§ **Provided material**

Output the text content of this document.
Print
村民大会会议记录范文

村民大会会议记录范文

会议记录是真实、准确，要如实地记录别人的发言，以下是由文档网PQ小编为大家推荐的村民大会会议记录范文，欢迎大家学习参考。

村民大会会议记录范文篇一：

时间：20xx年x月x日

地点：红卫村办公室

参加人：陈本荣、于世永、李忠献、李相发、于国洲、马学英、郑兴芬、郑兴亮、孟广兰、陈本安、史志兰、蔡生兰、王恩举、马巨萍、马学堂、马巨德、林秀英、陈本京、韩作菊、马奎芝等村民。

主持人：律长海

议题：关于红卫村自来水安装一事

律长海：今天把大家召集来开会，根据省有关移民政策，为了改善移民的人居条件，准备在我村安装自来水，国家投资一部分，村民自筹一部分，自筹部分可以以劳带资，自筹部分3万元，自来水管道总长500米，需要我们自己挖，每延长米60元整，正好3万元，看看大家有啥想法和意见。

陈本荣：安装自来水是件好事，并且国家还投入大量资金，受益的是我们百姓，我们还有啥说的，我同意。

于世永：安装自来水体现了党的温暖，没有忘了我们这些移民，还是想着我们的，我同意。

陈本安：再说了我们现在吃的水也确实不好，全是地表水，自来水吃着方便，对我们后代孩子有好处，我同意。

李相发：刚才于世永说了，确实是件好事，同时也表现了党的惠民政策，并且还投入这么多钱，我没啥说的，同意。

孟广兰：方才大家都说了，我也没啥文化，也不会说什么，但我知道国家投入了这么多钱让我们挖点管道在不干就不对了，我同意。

§ **Instructions to follow**
Write out all the data again, exactly as it appears.

§ **Complete answer**
Output the text content of this document.
Print
村民大会会议记录范文

村民大会会议记录范文

会议记录是真实、准确，要如实地记录别人的发言，以下是由文档网PQ小编为大家推荐的村民大会会议记录范文，欢迎大家学习参考。

村民大会会议记录范文篇一：

时间：20xx年x月x日

地点：红卫村办公室

参加人：陈本荣、于世永、李忠献、李相发、于国洲、马学英、郑兴芬、郑兴亮、孟广兰、陈本安、史志兰、蔡生兰、王恩举、马巨萍、马学堂、马巨德、林秀英、陈本京、韩作菊、马奎芝等村民。

主持人：律长海

议题：关于红卫村自来水安装一事

律长海：今天把大家召集来开会，根据省有关移民政策，为了改善移民的人居条件，准备在我村安装自来水，国家投资一部分，村民自筹一部分，自筹部分可以以劳带资，自筹部分3万元，自来水管道总长500米，需要我们自己挖，每延长米60元整，正好3万元，看看大家有啥想法和意见。

陈本荣：安装自来水是件好事，并且国家还投入大量资金，受益的是我们百姓，我们还有啥说的，我同意。

于世永：安装自来水体现了党的温暖，没有忘了我们这些移民，还是想着我们的，我同意。

陈本安：再说了我们现在吃的水也确实不好，全是地表水，自来水吃着方便，对我们后代孩子有好处，我同意。

李相发：刚才于世永说了，确实是件好事，同时也表现了党的惠民政策，并且还投入这么多钱，我没啥说的，同意。

孟广兰：方才大家都说了，我也没啥文化，也不会说什么，但我知道国家投入了这么多钱让我们挖点管道在不干就不对了，我同意。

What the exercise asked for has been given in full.